**What you are asked to do:** Extract each line from the entries below that has the string "with" in it.
---- Task material
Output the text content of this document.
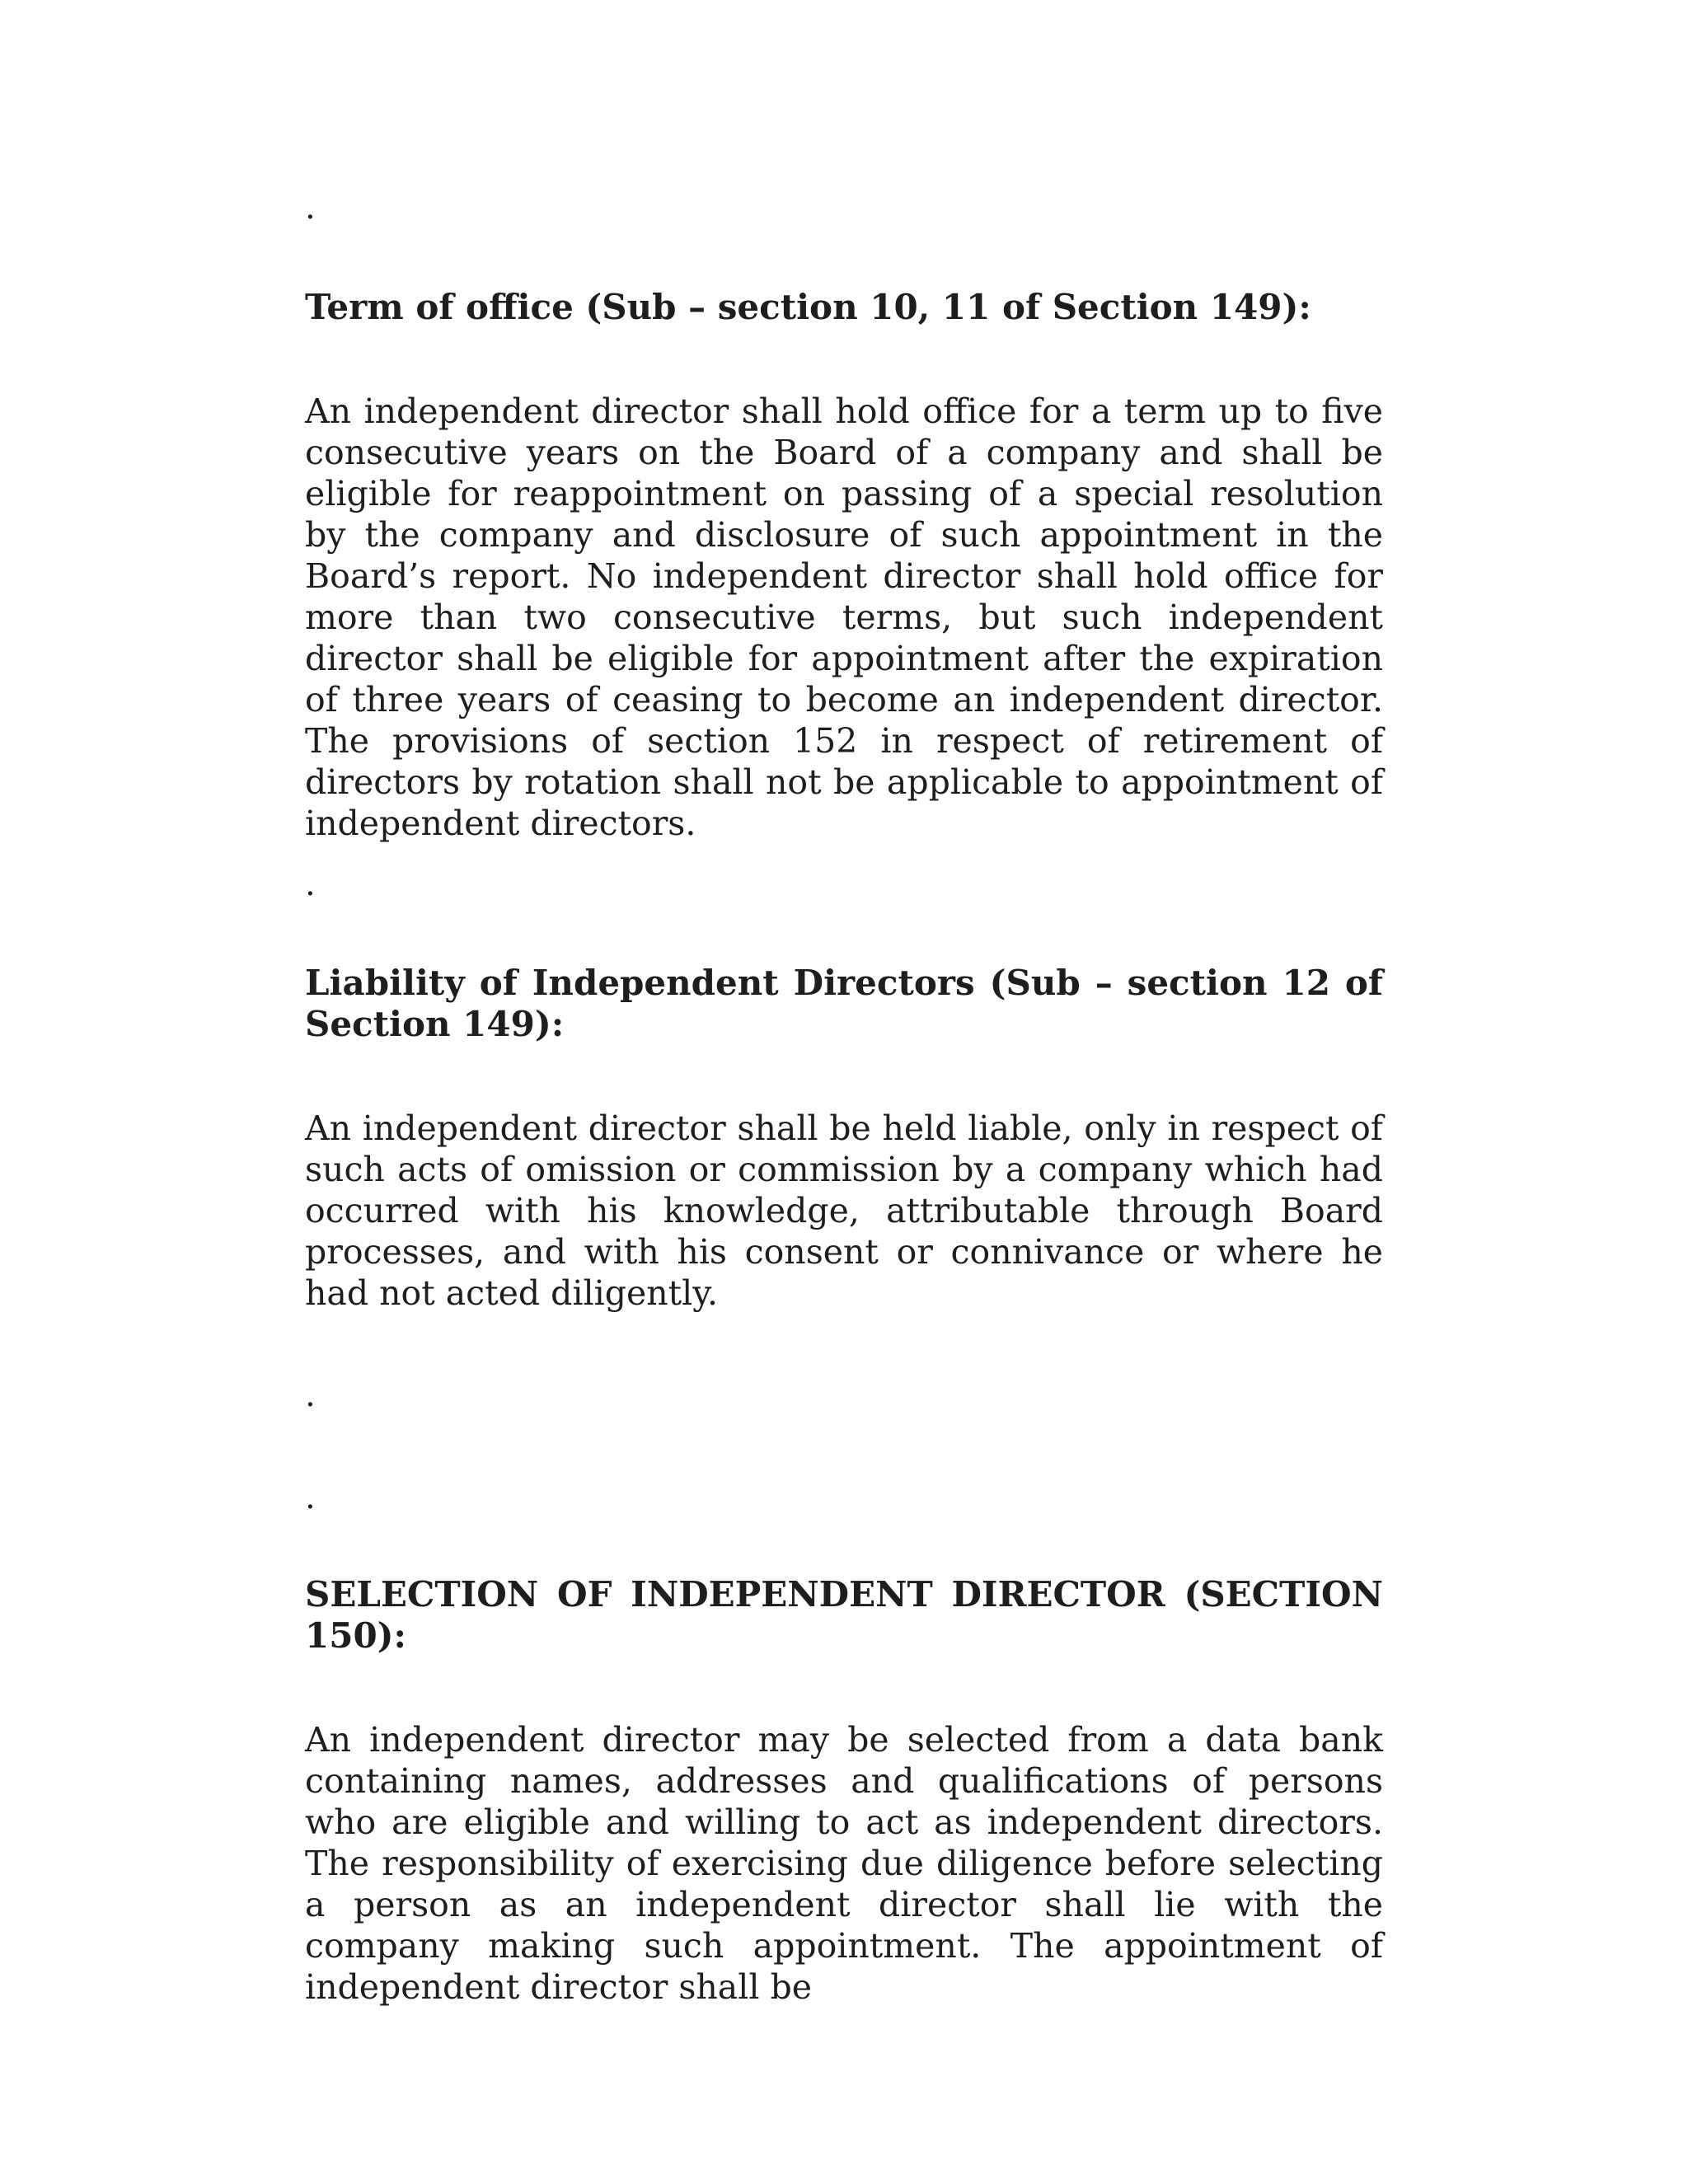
.
Term of office (Sub – section 10, 11 of Section 149):

An independent director shall hold office for a term up to five consecutive years on the Board of a company and shall be eligible for reappointment on passing of a special resolution by the company and disclosure of such appointment in the Board’s report. No independent director shall hold office for more than two consecutive terms, but such independent director shall be eligible for appointment after the expiration of three years of ceasing to become an independent director. The provisions of section 152 in respect of retirement of directors by rotation shall not be applicable to appointment of independent directors.

.
Liability of Independent Directors (Sub – section 12 of Section 149):

An independent director shall be held liable, only in respect of such acts of omission or commission by a company which had occurred with his knowledge, attributable through Board processes, and with his consent or connivance or where he had not acted diligently.

.
.
SELECTION OF INDEPENDENT DIRECTOR (SECTION 150):

An independent director may be selected from a data bank containing names, addresses and qualifications of persons who are eligible and willing to act as independent directors. The responsibility of exercising due diligence before selecting a person as an independent director shall lie with the company making such appointment. The appointment of independent director shall be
--------
**Solution:**
An independent director shall be held liable, only in respect of such acts of omission or commission by a company which had occurred with his knowledge, attributable through Board processes, and with his consent or connivance or where he had not acted diligently.
An independent director may be selected from a data bank containing names, addresses and qualifications of persons who are eligible and willing to act as independent directors. The responsibility of exercising due diligence before selecting a person as an independent director shall lie with the company making such appointment. The appointment of independent director shall be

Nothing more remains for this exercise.